Segment Open

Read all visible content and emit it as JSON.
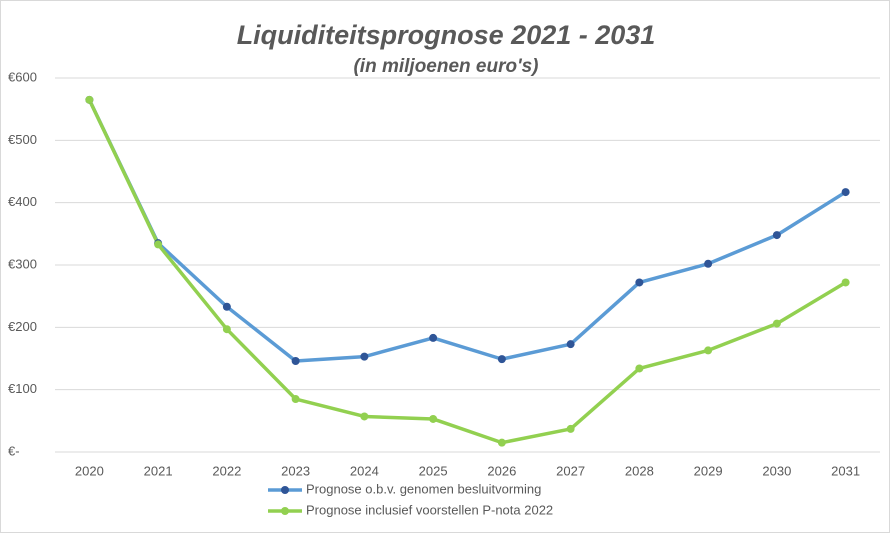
{
  "chart_data": {
    "type": "line",
    "title": "Liquiditeitsprognose 2021 - 2031",
    "subtitle": "(in miljoenen euro's)",
    "categories": [
      "2020",
      "2021",
      "2022",
      "2023",
      "2024",
      "2025",
      "2026",
      "2027",
      "2028",
      "2029",
      "2030",
      "2031"
    ],
    "series": [
      {
        "name": "Prognose o.b.v. genomen besluitvorming",
        "color": "#5b9bd5",
        "marker_color": "#2f5597",
        "values": [
          565,
          335,
          233,
          146,
          153,
          183,
          149,
          173,
          272,
          302,
          348,
          417
        ]
      },
      {
        "name": "Prognose inclusief voorstellen P-nota 2022",
        "color": "#92d050",
        "marker_color": "#92d050",
        "values": [
          565,
          333,
          197,
          85,
          57,
          53,
          15,
          37,
          134,
          163,
          206,
          272
        ]
      }
    ],
    "ylim": [
      0,
      600
    ],
    "yticks": [
      {
        "value": 0,
        "label": "€-"
      },
      {
        "value": 100,
        "label": "€100"
      },
      {
        "value": 200,
        "label": "€200"
      },
      {
        "value": 300,
        "label": "€300"
      },
      {
        "value": 400,
        "label": "€400"
      },
      {
        "value": 500,
        "label": "€500"
      },
      {
        "value": 600,
        "label": "€600"
      }
    ],
    "grid": true,
    "legend": "bottom"
  }
}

Segment Closed

What to produce:
All lines of the entries above where "label" turns up should be reported.

Task response:
        "label": "€-"
        "label": "€100"
        "label": "€200"
        "label": "€300"
        "label": "€400"
        "label": "€500"
        "label": "€600"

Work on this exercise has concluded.